*WHAT THE TASK REQUIRES*
Your task is to filter the data below down to the lines holding "JSON".

Extracted records:
▽

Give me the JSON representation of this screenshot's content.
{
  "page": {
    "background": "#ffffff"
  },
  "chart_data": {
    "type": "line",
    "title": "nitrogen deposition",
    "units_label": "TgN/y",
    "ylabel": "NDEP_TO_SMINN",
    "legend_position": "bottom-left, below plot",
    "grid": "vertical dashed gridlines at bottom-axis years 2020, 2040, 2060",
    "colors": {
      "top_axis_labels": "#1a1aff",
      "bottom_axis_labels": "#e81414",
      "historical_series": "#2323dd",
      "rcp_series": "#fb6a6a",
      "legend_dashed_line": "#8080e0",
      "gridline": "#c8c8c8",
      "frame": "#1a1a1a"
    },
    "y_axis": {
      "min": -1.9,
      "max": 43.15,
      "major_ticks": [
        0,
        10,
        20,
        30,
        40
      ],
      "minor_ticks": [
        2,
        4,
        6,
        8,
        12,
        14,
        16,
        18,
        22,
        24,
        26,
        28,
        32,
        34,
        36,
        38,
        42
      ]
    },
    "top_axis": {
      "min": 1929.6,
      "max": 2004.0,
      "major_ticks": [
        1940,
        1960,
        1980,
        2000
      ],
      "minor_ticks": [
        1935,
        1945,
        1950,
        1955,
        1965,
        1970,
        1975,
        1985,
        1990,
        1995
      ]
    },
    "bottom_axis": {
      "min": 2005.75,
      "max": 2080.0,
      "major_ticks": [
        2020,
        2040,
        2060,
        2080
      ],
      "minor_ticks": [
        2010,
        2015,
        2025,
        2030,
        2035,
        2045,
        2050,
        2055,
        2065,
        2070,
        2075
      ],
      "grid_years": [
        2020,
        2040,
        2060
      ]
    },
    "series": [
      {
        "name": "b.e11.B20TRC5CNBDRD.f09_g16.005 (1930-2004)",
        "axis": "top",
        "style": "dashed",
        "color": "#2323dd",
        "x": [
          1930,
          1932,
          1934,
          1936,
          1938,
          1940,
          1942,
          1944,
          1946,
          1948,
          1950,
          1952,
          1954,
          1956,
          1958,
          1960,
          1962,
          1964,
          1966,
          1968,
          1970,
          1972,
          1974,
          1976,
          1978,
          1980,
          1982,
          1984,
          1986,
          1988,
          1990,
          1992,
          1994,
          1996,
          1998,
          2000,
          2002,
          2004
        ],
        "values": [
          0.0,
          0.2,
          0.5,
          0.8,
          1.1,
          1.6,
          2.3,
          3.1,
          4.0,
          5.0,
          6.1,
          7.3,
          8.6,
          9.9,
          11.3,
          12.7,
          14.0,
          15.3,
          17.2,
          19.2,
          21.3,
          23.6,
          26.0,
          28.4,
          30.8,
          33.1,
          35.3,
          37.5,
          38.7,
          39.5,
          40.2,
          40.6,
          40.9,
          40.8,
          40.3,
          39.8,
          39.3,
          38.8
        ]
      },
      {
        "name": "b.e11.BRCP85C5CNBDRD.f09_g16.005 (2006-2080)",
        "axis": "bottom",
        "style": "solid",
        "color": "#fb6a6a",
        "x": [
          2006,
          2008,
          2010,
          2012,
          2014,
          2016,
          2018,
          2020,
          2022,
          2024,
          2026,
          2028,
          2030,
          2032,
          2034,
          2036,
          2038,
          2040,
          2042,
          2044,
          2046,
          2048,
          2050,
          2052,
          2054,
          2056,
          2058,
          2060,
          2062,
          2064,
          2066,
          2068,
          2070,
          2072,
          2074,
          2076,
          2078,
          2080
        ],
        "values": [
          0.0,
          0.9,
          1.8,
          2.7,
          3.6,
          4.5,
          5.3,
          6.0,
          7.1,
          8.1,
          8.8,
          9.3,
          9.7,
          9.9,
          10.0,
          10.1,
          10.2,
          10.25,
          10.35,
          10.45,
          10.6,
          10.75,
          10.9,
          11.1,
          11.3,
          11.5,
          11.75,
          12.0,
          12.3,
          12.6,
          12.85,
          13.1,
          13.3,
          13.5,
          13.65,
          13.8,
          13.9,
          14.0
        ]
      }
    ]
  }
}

△
▽

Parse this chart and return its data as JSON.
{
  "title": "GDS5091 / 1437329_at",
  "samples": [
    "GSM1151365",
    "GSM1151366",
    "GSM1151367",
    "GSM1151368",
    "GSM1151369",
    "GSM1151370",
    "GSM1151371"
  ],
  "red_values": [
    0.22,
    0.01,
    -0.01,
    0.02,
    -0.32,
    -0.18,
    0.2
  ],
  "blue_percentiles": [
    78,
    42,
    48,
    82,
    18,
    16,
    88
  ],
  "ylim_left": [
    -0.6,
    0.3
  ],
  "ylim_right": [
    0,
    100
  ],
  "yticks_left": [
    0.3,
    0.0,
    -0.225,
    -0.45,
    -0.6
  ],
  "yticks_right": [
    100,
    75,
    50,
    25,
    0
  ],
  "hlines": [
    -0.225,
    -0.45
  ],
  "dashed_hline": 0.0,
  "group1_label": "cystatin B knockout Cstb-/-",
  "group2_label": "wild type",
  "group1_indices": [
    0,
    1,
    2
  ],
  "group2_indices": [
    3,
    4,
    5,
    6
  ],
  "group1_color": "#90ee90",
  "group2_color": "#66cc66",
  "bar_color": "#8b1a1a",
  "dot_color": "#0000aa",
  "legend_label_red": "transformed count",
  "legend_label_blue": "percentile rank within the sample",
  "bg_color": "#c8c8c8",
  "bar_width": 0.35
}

△

*SOLVED EXERCISE*
Give me the JSON representation of this screenshot's content.
Parse this chart and return its data as JSON.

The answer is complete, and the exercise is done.